Only lines with the string "footer" matter here; gather them from the material below.

───── THE RECORDS ─────

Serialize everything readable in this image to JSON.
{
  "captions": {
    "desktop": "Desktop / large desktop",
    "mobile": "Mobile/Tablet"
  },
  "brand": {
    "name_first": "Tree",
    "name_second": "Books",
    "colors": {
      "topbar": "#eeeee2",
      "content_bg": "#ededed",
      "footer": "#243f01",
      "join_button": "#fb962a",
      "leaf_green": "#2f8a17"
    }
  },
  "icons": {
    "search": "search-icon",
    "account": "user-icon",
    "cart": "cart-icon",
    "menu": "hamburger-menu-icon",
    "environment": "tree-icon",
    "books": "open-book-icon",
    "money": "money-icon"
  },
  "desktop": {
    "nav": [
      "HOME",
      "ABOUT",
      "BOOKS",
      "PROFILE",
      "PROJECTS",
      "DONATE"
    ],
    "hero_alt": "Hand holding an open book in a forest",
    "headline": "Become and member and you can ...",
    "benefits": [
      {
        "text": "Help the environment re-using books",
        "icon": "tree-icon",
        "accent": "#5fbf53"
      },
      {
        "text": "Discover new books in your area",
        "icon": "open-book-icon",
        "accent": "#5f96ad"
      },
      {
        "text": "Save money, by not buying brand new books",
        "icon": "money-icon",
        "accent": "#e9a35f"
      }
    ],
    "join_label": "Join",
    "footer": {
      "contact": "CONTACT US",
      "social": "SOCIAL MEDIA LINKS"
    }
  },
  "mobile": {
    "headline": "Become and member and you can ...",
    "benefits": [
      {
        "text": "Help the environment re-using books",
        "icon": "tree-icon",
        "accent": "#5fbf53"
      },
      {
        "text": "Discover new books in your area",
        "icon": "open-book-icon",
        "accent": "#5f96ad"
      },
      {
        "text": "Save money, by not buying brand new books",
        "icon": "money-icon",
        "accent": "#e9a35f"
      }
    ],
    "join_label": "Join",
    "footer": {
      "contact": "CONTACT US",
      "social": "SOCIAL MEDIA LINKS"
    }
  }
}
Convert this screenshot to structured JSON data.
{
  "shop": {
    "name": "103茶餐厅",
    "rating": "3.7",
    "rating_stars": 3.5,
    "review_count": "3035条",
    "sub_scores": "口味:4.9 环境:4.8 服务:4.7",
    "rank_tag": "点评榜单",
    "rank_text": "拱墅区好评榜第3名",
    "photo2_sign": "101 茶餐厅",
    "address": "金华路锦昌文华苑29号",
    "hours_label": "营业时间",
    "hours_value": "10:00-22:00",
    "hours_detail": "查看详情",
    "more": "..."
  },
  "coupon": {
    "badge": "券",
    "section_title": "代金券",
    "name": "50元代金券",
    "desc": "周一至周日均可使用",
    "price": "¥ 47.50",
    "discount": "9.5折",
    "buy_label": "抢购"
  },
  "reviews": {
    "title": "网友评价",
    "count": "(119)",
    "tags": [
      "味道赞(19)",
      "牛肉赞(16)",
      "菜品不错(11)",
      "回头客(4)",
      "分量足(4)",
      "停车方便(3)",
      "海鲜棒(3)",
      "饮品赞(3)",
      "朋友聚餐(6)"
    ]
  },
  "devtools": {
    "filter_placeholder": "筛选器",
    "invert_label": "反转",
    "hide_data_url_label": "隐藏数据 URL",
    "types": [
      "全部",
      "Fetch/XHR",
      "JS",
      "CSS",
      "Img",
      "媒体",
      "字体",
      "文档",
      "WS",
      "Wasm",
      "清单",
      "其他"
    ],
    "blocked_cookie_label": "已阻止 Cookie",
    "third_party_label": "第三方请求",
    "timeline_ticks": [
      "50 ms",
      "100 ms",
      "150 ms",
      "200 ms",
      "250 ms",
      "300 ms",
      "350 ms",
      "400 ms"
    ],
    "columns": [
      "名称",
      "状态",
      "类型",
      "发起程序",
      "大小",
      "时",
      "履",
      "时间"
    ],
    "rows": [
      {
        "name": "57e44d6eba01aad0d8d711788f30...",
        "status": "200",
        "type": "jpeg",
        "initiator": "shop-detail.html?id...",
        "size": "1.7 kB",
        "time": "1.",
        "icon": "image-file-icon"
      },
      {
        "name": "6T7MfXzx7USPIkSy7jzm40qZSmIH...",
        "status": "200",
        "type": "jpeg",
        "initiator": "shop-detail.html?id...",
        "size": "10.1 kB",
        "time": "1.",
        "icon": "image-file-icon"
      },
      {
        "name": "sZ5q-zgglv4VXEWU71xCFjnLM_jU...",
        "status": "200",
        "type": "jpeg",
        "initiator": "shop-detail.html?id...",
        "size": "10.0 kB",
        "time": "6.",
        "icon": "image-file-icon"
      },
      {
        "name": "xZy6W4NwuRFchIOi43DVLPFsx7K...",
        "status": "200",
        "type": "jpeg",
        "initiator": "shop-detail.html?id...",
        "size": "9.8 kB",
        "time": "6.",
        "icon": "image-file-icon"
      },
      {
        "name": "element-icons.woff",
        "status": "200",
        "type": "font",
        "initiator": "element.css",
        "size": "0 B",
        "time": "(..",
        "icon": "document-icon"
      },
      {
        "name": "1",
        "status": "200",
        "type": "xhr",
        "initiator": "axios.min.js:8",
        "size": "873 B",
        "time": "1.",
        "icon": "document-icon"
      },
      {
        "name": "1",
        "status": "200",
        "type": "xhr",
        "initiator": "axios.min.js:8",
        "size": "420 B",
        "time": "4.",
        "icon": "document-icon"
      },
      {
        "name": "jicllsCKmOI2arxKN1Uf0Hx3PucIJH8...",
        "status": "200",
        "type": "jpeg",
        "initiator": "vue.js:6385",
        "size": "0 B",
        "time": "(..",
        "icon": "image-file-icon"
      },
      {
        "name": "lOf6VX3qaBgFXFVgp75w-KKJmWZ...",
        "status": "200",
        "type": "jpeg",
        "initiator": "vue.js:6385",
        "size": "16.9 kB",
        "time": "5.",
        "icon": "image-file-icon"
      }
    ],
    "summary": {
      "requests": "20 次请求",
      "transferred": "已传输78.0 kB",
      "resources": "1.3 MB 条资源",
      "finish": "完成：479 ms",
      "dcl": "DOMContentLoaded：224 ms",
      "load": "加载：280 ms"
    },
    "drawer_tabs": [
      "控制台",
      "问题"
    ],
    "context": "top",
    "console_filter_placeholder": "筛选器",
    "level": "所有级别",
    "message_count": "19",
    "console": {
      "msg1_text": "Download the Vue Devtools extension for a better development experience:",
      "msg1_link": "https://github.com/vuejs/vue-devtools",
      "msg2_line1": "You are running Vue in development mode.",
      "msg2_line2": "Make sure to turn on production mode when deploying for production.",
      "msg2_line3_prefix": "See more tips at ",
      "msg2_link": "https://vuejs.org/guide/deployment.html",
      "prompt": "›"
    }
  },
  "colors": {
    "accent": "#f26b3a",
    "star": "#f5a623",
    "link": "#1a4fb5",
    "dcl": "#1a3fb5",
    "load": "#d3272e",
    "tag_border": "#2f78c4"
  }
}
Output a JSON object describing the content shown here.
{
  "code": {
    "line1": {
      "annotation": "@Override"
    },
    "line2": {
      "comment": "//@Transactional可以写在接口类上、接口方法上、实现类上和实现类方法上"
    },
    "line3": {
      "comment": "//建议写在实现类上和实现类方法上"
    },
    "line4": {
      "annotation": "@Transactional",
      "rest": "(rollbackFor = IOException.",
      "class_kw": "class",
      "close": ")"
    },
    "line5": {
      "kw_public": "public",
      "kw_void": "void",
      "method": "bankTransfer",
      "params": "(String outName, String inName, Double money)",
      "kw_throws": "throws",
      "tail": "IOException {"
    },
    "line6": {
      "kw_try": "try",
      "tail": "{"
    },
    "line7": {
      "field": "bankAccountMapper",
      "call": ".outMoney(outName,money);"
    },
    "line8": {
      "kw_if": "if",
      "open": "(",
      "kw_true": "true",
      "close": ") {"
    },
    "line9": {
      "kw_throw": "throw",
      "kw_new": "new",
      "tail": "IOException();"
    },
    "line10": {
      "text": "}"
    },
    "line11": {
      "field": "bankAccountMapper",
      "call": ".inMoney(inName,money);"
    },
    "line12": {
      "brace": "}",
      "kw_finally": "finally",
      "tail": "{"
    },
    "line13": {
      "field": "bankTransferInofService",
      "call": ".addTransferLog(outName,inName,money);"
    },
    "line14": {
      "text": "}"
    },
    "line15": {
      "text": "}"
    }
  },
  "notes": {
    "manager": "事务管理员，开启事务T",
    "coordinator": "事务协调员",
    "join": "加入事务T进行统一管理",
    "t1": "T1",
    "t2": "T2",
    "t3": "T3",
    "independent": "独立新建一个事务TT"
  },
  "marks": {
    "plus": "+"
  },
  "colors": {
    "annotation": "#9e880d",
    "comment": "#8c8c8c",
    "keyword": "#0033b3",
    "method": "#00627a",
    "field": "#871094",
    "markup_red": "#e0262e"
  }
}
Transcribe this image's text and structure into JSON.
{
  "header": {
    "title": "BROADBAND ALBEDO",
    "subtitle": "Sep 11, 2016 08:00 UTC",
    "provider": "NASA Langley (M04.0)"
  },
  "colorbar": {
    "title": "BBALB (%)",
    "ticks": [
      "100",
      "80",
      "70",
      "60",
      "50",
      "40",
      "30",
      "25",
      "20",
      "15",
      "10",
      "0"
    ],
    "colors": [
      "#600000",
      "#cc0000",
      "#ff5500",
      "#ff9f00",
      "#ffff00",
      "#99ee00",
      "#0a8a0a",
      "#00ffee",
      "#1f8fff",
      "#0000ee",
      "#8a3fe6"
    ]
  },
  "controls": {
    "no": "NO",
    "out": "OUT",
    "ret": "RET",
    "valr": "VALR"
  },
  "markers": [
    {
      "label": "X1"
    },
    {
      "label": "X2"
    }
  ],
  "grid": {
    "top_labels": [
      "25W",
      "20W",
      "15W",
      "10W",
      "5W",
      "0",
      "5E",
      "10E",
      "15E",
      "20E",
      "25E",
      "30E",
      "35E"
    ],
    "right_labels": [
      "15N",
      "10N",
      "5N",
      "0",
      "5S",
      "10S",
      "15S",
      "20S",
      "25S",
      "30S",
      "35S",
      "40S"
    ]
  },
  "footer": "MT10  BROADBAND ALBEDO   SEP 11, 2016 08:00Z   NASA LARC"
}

─────

▸ WRITTEN ANSWER:
      "footer": "#243f01",
    "footer": {
    "footer": {
  "footer": "MT10  BROADBAND ALBEDO   SEP 11, 2016 08:00Z   NASA LARC"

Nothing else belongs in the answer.